Task to carry out:
Pick out each line in the items below that contains the string "pixel", and copy those lines.

Input rows:
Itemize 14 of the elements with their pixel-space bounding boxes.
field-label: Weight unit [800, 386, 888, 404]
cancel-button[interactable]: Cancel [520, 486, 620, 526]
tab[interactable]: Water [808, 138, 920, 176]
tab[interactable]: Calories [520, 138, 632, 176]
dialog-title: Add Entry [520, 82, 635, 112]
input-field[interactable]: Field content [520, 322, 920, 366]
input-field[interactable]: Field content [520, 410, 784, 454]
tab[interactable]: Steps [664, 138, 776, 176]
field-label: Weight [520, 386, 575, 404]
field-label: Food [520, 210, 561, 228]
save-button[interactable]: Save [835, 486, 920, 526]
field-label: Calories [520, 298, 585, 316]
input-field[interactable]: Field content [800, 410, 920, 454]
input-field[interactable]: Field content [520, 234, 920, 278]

==

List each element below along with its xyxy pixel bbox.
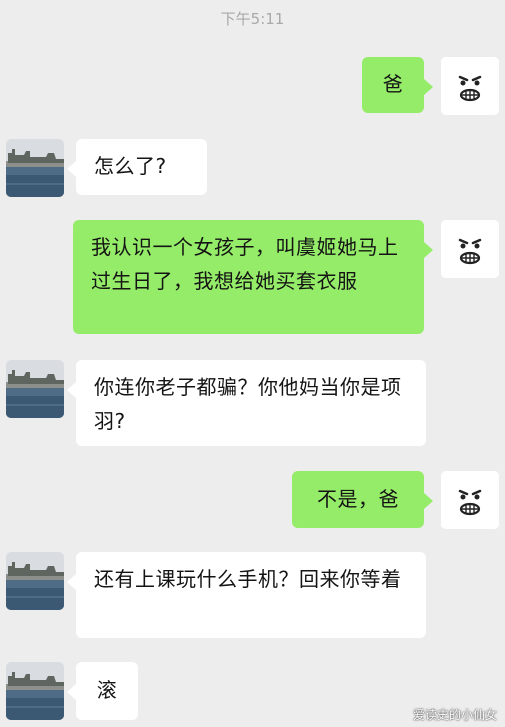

Result of the exercise:
Itemize 14 of the elements with their pixel-space bounding boxes.
List each element below along with its xyxy pixel bbox.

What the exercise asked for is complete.